- Exercise brief -
Make an exact copy of the listing below.

- Records supplied -
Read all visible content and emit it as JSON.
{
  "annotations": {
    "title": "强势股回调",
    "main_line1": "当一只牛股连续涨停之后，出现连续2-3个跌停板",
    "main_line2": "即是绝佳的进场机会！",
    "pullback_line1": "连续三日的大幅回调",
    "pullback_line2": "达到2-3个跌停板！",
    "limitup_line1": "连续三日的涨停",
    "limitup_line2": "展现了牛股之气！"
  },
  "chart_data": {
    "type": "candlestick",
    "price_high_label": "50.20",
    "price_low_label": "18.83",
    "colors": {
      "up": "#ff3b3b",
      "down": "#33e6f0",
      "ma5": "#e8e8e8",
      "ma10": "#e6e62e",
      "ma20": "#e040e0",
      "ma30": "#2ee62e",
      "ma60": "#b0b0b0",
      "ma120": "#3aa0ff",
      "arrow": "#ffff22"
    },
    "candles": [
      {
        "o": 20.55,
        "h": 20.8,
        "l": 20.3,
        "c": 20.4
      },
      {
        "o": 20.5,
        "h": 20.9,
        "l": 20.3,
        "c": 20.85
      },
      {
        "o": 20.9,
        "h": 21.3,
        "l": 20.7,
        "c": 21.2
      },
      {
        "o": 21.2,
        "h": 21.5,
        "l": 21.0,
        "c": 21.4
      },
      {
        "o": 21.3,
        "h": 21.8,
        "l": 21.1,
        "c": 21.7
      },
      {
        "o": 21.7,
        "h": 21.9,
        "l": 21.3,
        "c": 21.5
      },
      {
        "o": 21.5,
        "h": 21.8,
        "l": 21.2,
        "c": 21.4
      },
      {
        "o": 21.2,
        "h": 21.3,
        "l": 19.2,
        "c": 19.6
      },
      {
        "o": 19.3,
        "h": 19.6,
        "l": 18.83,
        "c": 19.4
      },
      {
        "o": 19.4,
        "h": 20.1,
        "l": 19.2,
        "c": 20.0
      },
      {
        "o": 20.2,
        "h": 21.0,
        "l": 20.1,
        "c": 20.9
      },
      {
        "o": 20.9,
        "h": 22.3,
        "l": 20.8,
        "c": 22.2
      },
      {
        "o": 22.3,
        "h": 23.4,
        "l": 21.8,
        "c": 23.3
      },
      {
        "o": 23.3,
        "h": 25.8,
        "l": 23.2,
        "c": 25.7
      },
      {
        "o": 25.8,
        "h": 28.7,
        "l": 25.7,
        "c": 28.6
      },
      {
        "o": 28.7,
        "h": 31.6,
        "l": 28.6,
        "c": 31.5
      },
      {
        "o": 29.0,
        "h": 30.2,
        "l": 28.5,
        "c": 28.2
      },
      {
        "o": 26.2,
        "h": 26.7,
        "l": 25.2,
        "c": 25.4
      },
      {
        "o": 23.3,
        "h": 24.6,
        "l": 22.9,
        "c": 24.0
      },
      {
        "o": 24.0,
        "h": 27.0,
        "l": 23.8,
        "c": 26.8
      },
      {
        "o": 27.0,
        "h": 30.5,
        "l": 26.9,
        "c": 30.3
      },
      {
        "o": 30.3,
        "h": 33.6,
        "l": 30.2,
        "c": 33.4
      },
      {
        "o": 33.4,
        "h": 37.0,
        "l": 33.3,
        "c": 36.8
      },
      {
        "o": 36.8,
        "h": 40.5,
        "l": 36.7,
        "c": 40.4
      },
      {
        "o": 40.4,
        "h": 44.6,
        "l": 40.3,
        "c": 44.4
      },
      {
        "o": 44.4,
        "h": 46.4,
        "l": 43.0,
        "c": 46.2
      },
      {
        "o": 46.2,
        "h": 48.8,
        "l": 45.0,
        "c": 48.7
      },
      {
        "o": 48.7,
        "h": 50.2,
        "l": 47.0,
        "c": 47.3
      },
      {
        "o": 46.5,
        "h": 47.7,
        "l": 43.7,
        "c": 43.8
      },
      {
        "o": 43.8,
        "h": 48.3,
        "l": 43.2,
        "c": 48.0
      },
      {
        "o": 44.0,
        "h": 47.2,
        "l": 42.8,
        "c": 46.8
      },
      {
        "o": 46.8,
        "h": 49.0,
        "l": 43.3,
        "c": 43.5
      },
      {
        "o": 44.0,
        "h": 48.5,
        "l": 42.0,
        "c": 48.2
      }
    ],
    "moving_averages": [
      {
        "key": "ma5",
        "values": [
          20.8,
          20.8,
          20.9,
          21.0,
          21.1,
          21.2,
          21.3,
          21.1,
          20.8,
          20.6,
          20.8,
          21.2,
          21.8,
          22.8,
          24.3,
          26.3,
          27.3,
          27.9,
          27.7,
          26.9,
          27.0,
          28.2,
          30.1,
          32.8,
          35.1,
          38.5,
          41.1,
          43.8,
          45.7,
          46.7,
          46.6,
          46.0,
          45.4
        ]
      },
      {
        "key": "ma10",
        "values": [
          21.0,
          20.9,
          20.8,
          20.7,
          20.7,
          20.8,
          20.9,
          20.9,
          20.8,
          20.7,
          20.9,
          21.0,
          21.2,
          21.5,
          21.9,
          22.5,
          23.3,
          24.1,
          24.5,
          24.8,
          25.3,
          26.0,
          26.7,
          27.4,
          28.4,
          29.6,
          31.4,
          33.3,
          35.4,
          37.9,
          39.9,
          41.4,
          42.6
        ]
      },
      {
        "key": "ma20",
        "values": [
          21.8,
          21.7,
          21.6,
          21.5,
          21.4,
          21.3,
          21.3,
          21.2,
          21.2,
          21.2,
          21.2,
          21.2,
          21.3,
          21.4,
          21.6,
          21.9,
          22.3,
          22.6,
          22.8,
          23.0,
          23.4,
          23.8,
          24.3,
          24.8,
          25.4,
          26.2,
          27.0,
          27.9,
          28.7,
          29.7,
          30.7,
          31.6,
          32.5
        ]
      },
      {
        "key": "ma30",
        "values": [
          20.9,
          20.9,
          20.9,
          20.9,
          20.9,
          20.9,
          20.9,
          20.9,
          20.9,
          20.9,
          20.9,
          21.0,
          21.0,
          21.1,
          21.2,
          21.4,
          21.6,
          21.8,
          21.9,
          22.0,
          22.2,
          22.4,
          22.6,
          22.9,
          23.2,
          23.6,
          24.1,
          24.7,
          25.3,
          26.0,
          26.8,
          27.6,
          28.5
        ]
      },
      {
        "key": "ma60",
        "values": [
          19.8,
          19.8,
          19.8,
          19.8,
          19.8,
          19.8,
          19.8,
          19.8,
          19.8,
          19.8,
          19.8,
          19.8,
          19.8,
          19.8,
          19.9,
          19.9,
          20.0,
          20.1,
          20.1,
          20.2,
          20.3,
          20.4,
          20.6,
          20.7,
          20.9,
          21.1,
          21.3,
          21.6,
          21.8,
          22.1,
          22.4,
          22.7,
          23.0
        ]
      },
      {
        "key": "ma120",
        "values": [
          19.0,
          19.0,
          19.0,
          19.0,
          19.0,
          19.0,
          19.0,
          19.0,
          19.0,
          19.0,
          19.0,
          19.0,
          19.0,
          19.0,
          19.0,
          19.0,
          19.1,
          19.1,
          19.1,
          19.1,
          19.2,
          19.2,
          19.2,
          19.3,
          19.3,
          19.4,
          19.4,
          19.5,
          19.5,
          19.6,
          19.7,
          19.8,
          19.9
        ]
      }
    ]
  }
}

- Reply to the exercise -
Read all visible content and emit it as JSON.
{
  "annotations": {
    "title": "强势股回调",
    "main_line1": "当一只牛股连续涨停之后，出现连续2-3个跌停板",
    "main_line2": "即是绝佳的进场机会！",
    "pullback_line1": "连续三日的大幅回调",
    "pullback_line2": "达到2-3个跌停板！",
    "limitup_line1": "连续三日的涨停",
    "limitup_line2": "展现了牛股之气！"
  },
  "chart_data": {
    "type": "candlestick",
    "price_high_label": "50.20",
    "price_low_label": "18.83",
    "colors": {
      "up": "#ff3b3b",
      "down": "#33e6f0",
      "ma5": "#e8e8e8",
      "ma10": "#e6e62e",
      "ma20": "#e040e0",
      "ma30": "#2ee62e",
      "ma60": "#b0b0b0",
      "ma120": "#3aa0ff",
      "arrow": "#ffff22"
    },
    "candles": [
      {
        "o": 20.55,
        "h": 20.8,
        "l": 20.3,
        "c": 20.4
      },
      {
        "o": 20.5,
        "h": 20.9,
        "l": 20.3,
        "c": 20.85
      },
      {
        "o": 20.9,
        "h": 21.3,
        "l": 20.7,
        "c": 21.2
      },
      {
        "o": 21.2,
        "h": 21.5,
        "l": 21.0,
        "c": 21.4
      },
      {
        "o": 21.3,
        "h": 21.8,
        "l": 21.1,
        "c": 21.7
      },
      {
        "o": 21.7,
        "h": 21.9,
        "l": 21.3,
        "c": 21.5
      },
      {
        "o": 21.5,
        "h": 21.8,
        "l": 21.2,
        "c": 21.4
      },
      {
        "o": 21.2,
        "h": 21.3,
        "l": 19.2,
        "c": 19.6
      },
      {
        "o": 19.3,
        "h": 19.6,
        "l": 18.83,
        "c": 19.4
      },
      {
        "o": 19.4,
        "h": 20.1,
        "l": 19.2,
        "c": 20.0
      },
      {
        "o": 20.2,
        "h": 21.0,
        "l": 20.1,
        "c": 20.9
      },
      {
        "o": 20.9,
        "h": 22.3,
        "l": 20.8,
        "c": 22.2
      },
      {
        "o": 22.3,
        "h": 23.4,
        "l": 21.8,
        "c": 23.3
      },
      {
        "o": 23.3,
        "h": 25.8,
        "l": 23.2,
        "c": 25.7
      },
      {
        "o": 25.8,
        "h": 28.7,
        "l": 25.7,
        "c": 28.6
      },
      {
        "o": 28.7,
        "h": 31.6,
        "l": 28.6,
        "c": 31.5
      },
      {
        "o": 29.0,
        "h": 30.2,
        "l": 28.5,
        "c": 28.2
      },
      {
        "o": 26.2,
        "h": 26.7,
        "l": 25.2,
        "c": 25.4
      },
      {
        "o": 23.3,
        "h": 24.6,
        "l": 22.9,
        "c": 24.0
      },
      {
        "o": 24.0,
        "h": 27.0,
        "l": 23.8,
        "c": 26.8
      },
      {
        "o": 27.0,
        "h": 30.5,
        "l": 26.9,
        "c": 30.3
      },
      {
        "o": 30.3,
        "h": 33.6,
        "l": 30.2,
        "c": 33.4
      },
      {
        "o": 33.4,
        "h": 37.0,
        "l": 33.3,
        "c": 36.8
      },
      {
        "o": 36.8,
        "h": 40.5,
        "l": 36.7,
        "c": 40.4
      },
      {
        "o": 40.4,
        "h": 44.6,
        "l": 40.3,
        "c": 44.4
      },
      {
        "o": 44.4,
        "h": 46.4,
        "l": 43.0,
        "c": 46.2
      },
      {
        "o": 46.2,
        "h": 48.8,
        "l": 45.0,
        "c": 48.7
      },
      {
        "o": 48.7,
        "h": 50.2,
        "l": 47.0,
        "c": 47.3
      },
      {
        "o": 46.5,
        "h": 47.7,
        "l": 43.7,
        "c": 43.8
      },
      {
        "o": 43.8,
        "h": 48.3,
        "l": 43.2,
        "c": 48.0
      },
      {
        "o": 44.0,
        "h": 47.2,
        "l": 42.8,
        "c": 46.8
      },
      {
        "o": 46.8,
        "h": 49.0,
        "l": 43.3,
        "c": 43.5
      },
      {
        "o": 44.0,
        "h": 48.5,
        "l": 42.0,
        "c": 48.2
      }
    ],
    "moving_averages": [
      {
        "key": "ma5",
        "values": [
          20.8,
          20.8,
          20.9,
          21.0,
          21.1,
          21.2,
          21.3,
          21.1,
          20.8,
          20.6,
          20.8,
          21.2,
          21.8,
          22.8,
          24.3,
          26.3,
          27.3,
          27.9,
          27.7,
          26.9,
          27.0,
          28.2,
          30.1,
          32.8,
          35.1,
          38.5,
          41.1,
          43.8,
          45.7,
          46.7,
          46.6,
          46.0,
          45.4
        ]
      },
      {
        "key": "ma10",
        "values": [
          21.0,
          20.9,
          20.8,
          20.7,
          20.7,
          20.8,
          20.9,
          20.9,
          20.8,
          20.7,
          20.9,
          21.0,
          21.2,
          21.5,
          21.9,
          22.5,
          23.3,
          24.1,
          24.5,
          24.8,
          25.3,
          26.0,
          26.7,
          27.4,
          28.4,
          29.6,
          31.4,
          33.3,
          35.4,
          37.9,
          39.9,
          41.4,
          42.6
        ]
      },
      {
        "key": "ma20",
        "values": [
          21.8,
          21.7,
          21.6,
          21.5,
          21.4,
          21.3,
          21.3,
          21.2,
          21.2,
          21.2,
          21.2,
          21.2,
          21.3,
          21.4,
          21.6,
          21.9,
          22.3,
          22.6,
          22.8,
          23.0,
          23.4,
          23.8,
          24.3,
          24.8,
          25.4,
          26.2,
          27.0,
          27.9,
          28.7,
          29.7,
          30.7,
          31.6,
          32.5
        ]
      },
      {
        "key": "ma30",
        "values": [
          20.9,
          20.9,
          20.9,
          20.9,
          20.9,
          20.9,
          20.9,
          20.9,
          20.9,
          20.9,
          20.9,
          21.0,
          21.0,
          21.1,
          21.2,
          21.4,
          21.6,
          21.8,
          21.9,
          22.0,
          22.2,
          22.4,
          22.6,
          22.9,
          23.2,
          23.6,
          24.1,
          24.7,
          25.3,
          26.0,
          26.8,
          27.6,
          28.5
        ]
      },
      {
        "key": "ma60",
        "values": [
          19.8,
          19.8,
          19.8,
          19.8,
          19.8,
          19.8,
          19.8,
          19.8,
          19.8,
          19.8,
          19.8,
          19.8,
          19.8,
          19.8,
          19.9,
          19.9,
          20.0,
          20.1,
          20.1,
          20.2,
          20.3,
          20.4,
          20.6,
          20.7,
          20.9,
          21.1,
          21.3,
          21.6,
          21.8,
          22.1,
          22.4,
          22.7,
          23.0
        ]
      },
      {
        "key": "ma120",
        "values": [
          19.0,
          19.0,
          19.0,
          19.0,
          19.0,
          19.0,
          19.0,
          19.0,
          19.0,
          19.0,
          19.0,
          19.0,
          19.0,
          19.0,
          19.0,
          19.0,
          19.1,
          19.1,
          19.1,
          19.1,
          19.2,
          19.2,
          19.2,
          19.3,
          19.3,
          19.4,
          19.4,
          19.5,
          19.5,
          19.6,
          19.7,
          19.8,
          19.9
        ]
      }
    ]
  }
}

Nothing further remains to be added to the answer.